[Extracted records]

-- BEGIN --

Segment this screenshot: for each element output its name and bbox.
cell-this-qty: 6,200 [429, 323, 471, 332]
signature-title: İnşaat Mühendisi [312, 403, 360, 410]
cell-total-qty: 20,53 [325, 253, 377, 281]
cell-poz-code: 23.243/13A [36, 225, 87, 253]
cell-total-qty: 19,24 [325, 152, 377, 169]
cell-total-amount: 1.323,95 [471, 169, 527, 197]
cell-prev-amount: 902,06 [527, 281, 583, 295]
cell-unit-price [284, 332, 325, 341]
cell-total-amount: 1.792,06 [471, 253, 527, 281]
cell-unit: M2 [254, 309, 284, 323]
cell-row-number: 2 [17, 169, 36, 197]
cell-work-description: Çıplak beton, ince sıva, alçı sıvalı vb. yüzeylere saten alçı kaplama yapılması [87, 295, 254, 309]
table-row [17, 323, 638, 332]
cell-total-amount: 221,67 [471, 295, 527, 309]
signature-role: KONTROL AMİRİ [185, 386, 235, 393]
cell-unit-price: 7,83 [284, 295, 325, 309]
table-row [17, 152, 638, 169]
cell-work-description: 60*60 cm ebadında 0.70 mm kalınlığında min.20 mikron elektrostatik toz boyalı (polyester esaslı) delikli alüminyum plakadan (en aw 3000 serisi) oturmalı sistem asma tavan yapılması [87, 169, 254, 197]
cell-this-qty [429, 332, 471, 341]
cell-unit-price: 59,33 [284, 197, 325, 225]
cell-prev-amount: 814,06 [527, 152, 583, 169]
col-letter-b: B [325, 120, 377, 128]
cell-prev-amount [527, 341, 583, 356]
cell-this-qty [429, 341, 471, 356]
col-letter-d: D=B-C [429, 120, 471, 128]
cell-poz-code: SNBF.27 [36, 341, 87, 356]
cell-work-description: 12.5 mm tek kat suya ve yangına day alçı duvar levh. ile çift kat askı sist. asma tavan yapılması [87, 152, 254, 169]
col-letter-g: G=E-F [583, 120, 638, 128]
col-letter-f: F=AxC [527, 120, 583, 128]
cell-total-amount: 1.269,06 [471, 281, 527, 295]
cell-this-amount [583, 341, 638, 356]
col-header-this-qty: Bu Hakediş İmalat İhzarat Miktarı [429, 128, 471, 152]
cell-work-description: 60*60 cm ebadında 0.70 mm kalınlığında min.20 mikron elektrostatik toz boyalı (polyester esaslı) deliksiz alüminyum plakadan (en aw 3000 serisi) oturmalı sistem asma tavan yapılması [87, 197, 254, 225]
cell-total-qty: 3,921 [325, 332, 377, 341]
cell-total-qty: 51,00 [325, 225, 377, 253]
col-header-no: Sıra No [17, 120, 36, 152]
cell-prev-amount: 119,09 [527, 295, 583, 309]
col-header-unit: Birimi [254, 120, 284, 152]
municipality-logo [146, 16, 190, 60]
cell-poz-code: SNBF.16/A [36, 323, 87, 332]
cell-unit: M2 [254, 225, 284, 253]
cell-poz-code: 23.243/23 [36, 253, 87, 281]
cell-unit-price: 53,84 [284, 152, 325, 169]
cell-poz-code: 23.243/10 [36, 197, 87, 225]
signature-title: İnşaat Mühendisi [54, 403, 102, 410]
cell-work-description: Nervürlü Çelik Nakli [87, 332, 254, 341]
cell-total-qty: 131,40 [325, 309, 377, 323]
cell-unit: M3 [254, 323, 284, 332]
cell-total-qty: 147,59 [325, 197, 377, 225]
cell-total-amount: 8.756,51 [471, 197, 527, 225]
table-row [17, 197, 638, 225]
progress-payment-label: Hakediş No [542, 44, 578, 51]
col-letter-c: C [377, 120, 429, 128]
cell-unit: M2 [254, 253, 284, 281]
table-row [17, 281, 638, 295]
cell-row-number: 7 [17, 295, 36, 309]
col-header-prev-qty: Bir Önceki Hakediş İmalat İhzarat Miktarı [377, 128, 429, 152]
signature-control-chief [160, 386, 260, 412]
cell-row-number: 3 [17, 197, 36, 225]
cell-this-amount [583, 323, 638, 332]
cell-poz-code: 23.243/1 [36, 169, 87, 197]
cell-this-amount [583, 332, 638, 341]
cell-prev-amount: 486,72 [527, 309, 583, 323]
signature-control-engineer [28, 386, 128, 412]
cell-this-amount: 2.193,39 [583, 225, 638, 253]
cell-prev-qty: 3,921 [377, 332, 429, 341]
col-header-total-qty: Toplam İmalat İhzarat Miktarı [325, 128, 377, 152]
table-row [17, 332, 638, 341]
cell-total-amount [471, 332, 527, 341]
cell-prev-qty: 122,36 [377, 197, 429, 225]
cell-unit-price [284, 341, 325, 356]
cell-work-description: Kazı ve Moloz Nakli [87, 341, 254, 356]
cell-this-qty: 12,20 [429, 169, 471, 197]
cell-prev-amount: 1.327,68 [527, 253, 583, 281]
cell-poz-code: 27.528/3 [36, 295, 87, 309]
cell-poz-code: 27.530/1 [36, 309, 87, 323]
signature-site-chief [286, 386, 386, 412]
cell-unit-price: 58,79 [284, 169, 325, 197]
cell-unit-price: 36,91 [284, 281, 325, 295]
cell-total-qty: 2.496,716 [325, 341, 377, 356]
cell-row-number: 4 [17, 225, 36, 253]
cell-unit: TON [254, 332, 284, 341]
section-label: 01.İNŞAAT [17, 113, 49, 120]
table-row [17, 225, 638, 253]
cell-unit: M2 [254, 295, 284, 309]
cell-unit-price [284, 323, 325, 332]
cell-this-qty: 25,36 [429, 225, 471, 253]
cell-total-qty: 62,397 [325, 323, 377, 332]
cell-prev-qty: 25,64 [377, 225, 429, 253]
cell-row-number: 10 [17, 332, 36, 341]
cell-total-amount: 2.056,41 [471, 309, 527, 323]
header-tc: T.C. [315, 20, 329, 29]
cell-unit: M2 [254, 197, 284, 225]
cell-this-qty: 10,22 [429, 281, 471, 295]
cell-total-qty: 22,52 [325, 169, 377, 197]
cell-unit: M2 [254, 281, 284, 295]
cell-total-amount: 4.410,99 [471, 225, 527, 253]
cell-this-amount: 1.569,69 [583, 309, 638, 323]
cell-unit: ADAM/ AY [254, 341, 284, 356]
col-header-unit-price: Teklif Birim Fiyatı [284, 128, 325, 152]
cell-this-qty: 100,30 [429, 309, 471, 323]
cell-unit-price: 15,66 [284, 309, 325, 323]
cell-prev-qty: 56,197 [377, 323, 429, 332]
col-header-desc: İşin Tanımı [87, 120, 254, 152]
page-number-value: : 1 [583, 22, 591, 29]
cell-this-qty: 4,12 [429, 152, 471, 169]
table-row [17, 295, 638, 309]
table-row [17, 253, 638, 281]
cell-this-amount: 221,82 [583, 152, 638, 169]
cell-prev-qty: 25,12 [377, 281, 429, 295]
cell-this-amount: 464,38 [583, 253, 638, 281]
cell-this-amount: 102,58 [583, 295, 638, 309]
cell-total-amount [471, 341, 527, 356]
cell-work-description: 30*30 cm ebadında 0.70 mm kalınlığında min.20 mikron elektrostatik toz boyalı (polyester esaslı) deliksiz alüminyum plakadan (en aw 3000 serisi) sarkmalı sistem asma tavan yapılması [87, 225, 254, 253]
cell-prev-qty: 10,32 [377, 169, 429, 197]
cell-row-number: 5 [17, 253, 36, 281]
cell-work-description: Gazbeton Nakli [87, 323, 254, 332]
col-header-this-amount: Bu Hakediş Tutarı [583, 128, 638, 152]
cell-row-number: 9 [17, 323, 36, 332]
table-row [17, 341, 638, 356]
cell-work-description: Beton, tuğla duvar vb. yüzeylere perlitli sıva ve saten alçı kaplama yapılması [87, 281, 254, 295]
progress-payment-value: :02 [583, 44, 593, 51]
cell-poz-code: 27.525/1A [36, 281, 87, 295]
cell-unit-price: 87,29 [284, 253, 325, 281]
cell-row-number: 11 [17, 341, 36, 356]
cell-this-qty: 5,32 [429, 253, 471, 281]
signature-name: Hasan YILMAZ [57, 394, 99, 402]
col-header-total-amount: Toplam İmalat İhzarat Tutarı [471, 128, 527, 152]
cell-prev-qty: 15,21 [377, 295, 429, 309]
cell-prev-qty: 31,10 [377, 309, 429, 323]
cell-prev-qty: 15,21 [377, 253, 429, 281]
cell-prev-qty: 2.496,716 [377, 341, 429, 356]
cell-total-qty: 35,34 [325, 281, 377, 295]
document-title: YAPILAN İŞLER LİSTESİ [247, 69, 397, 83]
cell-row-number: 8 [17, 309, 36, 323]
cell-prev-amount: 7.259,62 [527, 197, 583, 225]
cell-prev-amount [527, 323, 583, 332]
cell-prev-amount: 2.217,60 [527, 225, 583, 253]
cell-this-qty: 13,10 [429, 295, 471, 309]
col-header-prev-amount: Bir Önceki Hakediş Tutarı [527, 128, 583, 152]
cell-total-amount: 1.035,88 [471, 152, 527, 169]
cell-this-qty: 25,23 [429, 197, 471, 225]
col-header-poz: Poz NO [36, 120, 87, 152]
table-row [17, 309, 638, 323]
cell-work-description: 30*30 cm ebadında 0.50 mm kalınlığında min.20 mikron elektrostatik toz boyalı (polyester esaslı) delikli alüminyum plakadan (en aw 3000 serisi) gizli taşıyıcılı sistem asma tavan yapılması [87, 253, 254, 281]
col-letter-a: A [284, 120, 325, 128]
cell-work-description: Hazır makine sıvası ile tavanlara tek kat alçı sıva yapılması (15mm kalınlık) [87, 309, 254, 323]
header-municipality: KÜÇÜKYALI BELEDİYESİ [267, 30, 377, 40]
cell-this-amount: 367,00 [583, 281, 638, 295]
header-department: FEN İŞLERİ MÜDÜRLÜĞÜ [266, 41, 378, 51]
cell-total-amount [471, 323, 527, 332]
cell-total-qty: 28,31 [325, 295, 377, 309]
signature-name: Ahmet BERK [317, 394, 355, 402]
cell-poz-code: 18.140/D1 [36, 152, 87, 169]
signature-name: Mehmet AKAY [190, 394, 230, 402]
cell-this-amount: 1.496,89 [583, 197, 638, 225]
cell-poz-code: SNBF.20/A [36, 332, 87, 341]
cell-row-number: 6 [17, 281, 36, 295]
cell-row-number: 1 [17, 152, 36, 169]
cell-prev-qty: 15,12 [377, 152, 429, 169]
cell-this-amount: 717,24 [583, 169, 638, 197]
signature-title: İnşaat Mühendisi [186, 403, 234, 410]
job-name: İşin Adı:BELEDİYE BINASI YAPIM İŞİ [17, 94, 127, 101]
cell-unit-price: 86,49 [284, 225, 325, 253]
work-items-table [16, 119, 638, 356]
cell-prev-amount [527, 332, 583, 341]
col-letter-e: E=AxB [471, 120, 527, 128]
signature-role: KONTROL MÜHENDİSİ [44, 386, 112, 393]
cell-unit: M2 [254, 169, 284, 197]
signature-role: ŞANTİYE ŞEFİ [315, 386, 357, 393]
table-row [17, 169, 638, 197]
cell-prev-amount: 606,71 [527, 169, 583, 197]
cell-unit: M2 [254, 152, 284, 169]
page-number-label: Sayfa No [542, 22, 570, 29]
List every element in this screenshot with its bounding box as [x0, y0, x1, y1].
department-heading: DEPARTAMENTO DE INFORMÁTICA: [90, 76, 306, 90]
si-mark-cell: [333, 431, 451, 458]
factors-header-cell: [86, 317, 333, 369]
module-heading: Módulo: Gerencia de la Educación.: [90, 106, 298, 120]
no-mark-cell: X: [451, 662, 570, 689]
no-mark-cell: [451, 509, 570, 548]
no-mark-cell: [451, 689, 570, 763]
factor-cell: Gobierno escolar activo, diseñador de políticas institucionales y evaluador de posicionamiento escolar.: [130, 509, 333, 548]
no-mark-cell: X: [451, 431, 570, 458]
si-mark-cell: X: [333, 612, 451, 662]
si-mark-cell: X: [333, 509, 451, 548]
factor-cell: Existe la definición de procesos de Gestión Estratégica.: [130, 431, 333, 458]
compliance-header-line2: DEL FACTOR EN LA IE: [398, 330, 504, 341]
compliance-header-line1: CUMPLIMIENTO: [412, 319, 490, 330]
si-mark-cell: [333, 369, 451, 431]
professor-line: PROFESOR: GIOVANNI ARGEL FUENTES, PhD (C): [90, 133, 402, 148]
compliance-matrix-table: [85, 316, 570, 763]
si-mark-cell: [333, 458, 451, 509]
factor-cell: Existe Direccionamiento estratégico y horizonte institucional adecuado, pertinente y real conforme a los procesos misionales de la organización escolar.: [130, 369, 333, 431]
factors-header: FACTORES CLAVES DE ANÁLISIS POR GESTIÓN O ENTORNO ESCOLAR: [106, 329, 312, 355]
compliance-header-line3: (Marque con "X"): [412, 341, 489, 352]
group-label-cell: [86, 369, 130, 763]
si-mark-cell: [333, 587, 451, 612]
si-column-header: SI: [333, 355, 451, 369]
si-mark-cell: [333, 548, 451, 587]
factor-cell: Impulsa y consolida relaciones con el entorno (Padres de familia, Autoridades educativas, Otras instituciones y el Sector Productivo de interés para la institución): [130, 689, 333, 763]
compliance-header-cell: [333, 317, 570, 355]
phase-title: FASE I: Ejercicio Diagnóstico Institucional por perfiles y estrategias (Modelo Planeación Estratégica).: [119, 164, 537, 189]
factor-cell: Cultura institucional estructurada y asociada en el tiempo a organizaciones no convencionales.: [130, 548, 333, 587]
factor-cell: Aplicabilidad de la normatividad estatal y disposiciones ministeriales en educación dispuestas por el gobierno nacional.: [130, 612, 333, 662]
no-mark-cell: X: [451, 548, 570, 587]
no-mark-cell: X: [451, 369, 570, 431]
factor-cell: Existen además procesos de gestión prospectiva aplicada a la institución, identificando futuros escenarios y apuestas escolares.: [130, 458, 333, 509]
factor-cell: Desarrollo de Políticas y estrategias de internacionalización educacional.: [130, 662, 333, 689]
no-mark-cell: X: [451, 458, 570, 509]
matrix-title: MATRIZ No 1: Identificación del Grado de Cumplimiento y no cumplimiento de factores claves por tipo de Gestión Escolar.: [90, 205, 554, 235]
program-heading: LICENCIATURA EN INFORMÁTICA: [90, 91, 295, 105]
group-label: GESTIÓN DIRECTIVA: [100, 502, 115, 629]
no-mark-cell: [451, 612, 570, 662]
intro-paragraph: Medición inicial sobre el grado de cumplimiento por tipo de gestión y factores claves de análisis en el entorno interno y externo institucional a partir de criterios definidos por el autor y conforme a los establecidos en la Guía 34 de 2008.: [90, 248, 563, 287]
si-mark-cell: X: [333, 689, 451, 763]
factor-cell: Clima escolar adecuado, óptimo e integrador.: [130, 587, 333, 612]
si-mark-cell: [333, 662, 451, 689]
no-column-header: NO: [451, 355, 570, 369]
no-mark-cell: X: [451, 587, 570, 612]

-- END --

Work instructions:
Convert the rows into a JSON list of strings, one string per line, starting at the first line and stopping after the line that contains "cell-total-amount: 221,67 [471, 295, 527, 309]". Leave out any blank lines.

Finished answer:
[
  "Segment this screenshot: for each element output its name and bbox.",
  "cell-this-qty: 6,200 [429, 323, 471, 332]",
  "signature-title: İnşaat Mühendisi [312, 403, 360, 410]",
  "cell-total-qty: 20,53 [325, 253, 377, 281]",
  "cell-poz-code: 23.243/13A [36, 225, 87, 253]",
  "cell-total-qty: 19,24 [325, 152, 377, 169]",
  "cell-total-amount: 1.323,95 [471, 169, 527, 197]",
  "cell-prev-amount: 902,06 [527, 281, 583, 295]",
  "cell-unit-price [284, 332, 325, 341]",
  "cell-total-amount: 1.792,06 [471, 253, 527, 281]",
  "cell-unit: M2 [254, 309, 284, 323]",
  "cell-row-number: 2 [17, 169, 36, 197]",
  "cell-work-description: Çıplak beton, ince sıva, alçı sıvalı vb. yüzeylere saten alçı kaplama yapılması [87, 295, 254, 309]",
  "table-row [17, 323, 638, 332]",
  "cell-total-amount: 221,67 [471, 295, 527, 309]"
]